* _Your task_
Pick every line from the data that holds the word "汽车配件".

* _Listing_
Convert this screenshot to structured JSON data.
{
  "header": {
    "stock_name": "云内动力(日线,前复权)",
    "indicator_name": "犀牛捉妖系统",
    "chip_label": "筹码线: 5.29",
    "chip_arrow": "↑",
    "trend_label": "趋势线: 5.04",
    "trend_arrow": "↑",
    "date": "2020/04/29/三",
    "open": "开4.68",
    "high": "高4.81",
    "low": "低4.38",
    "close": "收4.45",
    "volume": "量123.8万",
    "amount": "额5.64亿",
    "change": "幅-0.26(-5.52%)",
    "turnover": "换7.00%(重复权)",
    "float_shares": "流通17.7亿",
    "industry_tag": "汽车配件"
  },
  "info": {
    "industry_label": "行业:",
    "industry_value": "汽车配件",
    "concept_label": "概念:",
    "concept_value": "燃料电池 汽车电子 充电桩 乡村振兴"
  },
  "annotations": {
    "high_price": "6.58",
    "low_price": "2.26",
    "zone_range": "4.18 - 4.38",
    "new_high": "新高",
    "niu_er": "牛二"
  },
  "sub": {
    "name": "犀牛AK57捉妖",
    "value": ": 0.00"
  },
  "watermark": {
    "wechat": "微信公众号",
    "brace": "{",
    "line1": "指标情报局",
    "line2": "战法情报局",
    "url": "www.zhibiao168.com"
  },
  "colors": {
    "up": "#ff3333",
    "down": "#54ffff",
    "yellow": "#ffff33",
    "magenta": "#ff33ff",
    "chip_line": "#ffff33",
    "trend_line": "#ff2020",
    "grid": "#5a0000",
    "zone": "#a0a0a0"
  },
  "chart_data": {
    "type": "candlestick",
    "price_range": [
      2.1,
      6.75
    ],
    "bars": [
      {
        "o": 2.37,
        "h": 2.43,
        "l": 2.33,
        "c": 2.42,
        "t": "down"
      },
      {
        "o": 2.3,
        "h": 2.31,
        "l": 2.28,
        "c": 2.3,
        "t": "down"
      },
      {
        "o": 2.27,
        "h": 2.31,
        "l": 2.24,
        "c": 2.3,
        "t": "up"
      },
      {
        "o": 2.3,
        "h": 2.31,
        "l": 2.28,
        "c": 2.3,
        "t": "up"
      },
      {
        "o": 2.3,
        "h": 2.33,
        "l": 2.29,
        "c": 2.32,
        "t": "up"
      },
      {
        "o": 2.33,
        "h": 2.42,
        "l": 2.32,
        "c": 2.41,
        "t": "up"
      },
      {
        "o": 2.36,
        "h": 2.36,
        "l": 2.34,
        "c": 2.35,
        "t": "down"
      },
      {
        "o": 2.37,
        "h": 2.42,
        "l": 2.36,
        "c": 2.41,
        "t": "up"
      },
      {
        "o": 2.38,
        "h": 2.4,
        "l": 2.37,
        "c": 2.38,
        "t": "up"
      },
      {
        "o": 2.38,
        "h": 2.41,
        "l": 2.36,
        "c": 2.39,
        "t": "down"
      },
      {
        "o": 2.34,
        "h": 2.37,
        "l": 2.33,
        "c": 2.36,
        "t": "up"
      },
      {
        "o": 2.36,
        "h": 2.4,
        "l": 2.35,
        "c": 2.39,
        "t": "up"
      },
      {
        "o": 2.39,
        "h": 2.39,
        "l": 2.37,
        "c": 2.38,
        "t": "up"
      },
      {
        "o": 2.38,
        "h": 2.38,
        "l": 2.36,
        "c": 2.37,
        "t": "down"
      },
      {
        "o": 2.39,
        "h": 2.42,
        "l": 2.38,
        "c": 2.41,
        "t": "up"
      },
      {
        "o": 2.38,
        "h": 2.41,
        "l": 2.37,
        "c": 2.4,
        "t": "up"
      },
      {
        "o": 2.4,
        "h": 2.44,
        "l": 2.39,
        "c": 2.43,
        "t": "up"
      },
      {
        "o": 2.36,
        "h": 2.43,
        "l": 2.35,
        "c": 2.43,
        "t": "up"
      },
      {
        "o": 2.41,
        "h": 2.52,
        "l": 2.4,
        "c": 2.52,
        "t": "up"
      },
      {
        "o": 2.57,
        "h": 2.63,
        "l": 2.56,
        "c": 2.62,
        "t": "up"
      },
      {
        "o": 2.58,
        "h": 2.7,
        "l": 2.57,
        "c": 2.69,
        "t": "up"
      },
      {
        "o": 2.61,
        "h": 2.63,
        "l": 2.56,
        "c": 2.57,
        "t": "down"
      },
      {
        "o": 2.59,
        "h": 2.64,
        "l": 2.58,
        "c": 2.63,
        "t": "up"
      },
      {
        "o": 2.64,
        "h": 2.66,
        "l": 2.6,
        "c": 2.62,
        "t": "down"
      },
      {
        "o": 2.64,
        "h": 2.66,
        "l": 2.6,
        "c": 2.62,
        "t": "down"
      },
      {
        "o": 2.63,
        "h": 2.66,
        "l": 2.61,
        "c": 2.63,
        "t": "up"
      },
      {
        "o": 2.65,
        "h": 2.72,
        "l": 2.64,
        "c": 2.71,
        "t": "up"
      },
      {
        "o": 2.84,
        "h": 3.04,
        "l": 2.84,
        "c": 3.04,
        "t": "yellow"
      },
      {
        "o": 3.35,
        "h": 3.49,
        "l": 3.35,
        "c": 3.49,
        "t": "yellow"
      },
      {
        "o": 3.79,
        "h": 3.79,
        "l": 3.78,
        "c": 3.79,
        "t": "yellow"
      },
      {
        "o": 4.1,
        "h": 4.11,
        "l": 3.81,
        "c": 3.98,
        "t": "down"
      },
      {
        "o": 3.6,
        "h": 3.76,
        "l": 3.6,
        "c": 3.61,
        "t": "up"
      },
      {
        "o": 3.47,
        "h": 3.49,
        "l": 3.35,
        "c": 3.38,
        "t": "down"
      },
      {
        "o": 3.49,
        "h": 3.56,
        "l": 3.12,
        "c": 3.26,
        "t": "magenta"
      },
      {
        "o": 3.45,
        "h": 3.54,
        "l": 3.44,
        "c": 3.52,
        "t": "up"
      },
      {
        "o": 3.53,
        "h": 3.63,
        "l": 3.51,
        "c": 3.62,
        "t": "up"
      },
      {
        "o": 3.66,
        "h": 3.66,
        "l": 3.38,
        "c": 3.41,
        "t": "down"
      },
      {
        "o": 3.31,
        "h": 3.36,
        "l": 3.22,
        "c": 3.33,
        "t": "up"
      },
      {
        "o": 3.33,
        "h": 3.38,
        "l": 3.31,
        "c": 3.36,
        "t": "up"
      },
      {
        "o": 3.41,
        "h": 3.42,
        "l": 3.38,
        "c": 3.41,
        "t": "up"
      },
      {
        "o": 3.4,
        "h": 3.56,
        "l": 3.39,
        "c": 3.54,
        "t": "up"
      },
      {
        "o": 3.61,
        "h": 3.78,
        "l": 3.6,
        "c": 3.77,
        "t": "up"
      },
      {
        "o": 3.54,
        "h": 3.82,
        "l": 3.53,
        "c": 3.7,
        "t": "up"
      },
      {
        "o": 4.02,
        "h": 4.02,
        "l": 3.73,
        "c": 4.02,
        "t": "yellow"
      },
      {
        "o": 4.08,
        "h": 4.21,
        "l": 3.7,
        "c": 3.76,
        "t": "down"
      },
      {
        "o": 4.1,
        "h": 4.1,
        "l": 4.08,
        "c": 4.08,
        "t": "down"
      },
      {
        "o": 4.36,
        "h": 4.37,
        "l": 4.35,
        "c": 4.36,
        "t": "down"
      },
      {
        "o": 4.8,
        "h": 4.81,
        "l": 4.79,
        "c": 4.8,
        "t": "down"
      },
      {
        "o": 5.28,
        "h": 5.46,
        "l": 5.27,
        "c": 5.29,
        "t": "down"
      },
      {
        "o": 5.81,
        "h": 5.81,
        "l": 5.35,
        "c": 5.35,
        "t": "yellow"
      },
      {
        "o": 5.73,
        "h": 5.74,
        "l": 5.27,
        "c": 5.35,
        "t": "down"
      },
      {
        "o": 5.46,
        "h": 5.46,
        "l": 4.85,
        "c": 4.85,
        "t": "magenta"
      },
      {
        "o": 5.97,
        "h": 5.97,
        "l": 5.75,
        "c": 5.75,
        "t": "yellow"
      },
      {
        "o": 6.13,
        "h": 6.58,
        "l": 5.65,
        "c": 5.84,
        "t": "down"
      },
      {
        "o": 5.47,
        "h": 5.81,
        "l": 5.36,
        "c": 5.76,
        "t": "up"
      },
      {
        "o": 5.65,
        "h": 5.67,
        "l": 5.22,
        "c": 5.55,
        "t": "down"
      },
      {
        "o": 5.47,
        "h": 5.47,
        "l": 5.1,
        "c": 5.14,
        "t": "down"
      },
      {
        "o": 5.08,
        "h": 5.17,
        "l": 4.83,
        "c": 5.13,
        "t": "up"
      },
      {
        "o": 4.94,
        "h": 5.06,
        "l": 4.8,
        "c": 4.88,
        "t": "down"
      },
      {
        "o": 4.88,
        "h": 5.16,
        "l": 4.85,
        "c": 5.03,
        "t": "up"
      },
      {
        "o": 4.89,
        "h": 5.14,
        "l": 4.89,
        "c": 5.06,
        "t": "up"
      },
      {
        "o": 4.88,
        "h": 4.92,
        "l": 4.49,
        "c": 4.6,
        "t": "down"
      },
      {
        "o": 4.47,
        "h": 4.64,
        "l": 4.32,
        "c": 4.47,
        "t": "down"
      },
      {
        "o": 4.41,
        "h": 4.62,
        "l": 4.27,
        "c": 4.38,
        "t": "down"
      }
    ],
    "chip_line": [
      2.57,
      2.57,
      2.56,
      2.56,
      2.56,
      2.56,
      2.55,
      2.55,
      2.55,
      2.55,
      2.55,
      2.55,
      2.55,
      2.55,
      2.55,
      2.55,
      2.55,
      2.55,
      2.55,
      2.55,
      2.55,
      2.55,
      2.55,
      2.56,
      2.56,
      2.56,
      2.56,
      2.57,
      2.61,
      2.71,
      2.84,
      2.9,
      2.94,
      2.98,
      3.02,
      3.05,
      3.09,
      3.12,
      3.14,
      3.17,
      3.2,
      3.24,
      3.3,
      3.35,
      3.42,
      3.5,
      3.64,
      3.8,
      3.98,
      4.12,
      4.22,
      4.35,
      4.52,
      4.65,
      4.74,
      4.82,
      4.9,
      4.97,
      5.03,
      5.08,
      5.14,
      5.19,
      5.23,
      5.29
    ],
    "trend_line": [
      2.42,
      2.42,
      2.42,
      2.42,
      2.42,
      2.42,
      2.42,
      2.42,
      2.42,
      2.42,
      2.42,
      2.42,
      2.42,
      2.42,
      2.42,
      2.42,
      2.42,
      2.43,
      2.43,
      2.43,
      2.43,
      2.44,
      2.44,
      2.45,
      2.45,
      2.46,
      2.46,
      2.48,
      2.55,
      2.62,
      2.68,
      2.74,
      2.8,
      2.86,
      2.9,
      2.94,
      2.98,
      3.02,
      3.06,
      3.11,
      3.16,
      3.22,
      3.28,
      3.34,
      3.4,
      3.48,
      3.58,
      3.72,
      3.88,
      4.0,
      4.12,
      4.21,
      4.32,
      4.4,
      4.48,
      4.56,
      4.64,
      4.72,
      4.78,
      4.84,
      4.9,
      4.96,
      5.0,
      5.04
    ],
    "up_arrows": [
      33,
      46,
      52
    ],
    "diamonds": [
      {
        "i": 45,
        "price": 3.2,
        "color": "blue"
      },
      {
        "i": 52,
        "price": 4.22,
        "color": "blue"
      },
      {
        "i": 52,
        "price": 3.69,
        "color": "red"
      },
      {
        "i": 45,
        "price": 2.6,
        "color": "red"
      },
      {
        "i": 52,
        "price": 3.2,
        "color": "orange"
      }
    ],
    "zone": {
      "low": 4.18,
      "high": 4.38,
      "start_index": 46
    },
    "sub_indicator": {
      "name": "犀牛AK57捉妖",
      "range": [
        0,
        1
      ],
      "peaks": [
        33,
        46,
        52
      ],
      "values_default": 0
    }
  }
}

* _Solution to the problem_
    "industry_tag": "汽车配件"
    "industry_value": "汽车配件",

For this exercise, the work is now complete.